GIVEN TASK: Extract every line from the records below that contains the word "aberta".

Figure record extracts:
"""
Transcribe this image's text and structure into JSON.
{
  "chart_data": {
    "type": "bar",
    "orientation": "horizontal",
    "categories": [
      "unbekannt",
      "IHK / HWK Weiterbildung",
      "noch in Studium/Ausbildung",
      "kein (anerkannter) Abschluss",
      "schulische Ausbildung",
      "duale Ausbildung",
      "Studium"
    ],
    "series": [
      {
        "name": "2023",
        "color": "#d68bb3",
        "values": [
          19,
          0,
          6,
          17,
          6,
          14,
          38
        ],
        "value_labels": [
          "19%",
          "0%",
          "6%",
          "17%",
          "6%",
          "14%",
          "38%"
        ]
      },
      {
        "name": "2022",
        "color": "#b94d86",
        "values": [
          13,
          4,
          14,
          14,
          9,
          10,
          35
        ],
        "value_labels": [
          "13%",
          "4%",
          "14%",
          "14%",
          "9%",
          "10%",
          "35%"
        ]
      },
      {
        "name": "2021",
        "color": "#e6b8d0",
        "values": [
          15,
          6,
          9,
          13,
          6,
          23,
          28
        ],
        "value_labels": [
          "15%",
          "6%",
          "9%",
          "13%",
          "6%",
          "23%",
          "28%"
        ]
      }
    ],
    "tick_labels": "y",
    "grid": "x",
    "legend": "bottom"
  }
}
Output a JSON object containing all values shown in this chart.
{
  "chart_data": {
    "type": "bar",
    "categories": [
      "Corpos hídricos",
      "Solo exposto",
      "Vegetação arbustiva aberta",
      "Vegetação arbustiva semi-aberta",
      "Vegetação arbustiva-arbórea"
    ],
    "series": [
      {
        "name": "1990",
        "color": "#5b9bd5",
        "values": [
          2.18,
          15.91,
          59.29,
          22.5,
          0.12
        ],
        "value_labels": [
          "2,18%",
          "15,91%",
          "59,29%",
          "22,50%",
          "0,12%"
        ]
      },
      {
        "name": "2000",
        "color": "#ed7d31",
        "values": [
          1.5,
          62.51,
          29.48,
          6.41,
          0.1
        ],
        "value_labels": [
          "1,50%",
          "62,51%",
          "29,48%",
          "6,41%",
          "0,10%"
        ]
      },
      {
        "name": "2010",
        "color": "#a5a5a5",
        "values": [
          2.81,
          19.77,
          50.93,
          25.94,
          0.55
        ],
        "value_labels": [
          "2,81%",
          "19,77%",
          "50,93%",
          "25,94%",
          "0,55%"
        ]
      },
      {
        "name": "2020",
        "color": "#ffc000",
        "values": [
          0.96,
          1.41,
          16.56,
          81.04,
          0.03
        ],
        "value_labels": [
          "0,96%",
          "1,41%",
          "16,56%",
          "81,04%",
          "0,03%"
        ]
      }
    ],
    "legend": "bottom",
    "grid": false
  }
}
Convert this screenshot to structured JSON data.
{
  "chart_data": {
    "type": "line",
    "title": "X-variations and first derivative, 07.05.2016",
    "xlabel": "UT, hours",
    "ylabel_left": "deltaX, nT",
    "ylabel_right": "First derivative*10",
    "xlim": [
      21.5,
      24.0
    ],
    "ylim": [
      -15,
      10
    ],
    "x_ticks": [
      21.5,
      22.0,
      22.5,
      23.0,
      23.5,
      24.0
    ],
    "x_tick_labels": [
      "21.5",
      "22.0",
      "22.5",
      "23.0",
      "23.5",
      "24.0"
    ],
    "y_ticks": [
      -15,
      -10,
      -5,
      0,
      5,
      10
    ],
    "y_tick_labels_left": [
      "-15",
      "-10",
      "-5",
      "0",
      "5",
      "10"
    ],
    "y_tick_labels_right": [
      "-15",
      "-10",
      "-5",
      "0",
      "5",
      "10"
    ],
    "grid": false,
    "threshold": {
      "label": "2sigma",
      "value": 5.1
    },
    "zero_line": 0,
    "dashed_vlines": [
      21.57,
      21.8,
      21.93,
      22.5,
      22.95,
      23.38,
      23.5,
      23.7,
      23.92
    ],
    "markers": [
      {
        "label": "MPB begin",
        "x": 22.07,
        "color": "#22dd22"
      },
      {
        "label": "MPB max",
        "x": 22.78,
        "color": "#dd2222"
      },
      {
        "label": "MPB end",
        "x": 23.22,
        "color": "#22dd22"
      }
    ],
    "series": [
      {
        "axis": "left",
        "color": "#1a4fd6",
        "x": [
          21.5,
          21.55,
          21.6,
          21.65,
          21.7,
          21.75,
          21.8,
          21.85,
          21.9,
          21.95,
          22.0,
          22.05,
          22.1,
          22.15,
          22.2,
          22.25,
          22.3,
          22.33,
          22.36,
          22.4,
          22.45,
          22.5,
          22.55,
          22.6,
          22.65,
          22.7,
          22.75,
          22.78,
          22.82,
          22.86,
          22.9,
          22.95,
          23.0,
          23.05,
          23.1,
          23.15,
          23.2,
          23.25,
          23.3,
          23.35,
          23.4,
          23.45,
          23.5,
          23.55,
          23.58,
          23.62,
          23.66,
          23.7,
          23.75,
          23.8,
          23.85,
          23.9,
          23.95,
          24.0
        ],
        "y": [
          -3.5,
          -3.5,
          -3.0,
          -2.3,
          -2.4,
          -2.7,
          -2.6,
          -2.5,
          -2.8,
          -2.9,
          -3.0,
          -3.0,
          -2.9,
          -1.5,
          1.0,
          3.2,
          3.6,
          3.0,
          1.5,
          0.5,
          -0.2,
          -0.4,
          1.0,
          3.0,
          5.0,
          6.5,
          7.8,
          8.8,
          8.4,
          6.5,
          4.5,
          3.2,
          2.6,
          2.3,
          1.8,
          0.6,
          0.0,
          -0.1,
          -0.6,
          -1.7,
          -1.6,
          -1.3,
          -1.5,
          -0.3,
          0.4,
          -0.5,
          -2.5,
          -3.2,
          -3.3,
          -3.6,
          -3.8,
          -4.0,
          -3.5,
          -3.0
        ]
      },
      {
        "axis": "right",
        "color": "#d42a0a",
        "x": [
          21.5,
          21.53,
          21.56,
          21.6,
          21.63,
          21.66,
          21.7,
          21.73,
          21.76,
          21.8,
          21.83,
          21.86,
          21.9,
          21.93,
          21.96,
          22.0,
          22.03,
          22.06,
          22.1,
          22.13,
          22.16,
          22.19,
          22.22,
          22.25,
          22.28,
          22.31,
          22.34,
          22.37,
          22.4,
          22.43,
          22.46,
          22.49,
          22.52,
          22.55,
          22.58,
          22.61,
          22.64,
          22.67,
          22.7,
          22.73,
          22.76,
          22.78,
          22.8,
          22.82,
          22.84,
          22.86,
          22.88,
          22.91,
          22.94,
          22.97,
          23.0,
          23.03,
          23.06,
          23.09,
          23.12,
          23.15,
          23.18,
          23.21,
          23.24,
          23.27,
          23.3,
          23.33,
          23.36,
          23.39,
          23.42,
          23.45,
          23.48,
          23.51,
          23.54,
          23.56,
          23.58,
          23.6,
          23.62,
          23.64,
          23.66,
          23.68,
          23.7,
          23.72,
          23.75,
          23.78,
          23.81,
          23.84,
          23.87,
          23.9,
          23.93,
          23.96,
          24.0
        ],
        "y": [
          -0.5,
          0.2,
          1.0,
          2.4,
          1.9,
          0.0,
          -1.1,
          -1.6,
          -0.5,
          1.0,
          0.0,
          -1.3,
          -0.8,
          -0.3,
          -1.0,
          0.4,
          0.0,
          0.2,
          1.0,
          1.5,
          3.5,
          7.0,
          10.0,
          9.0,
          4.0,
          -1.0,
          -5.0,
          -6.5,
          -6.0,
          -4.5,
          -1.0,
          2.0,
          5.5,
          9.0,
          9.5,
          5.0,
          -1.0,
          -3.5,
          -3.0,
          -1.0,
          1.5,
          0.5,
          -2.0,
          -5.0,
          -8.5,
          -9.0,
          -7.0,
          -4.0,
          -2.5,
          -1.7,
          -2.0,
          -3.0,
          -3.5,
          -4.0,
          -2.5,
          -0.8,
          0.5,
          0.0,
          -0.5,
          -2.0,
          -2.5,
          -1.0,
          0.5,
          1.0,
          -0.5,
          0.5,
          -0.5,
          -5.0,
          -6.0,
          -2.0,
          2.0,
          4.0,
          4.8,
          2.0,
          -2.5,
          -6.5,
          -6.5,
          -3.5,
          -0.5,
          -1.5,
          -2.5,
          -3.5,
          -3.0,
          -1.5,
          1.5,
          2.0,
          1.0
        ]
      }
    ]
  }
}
"""
EXERCISE RESPONSE:
      "Vegetação arbustiva aberta",
      "Vegetação arbustiva semi-aberta",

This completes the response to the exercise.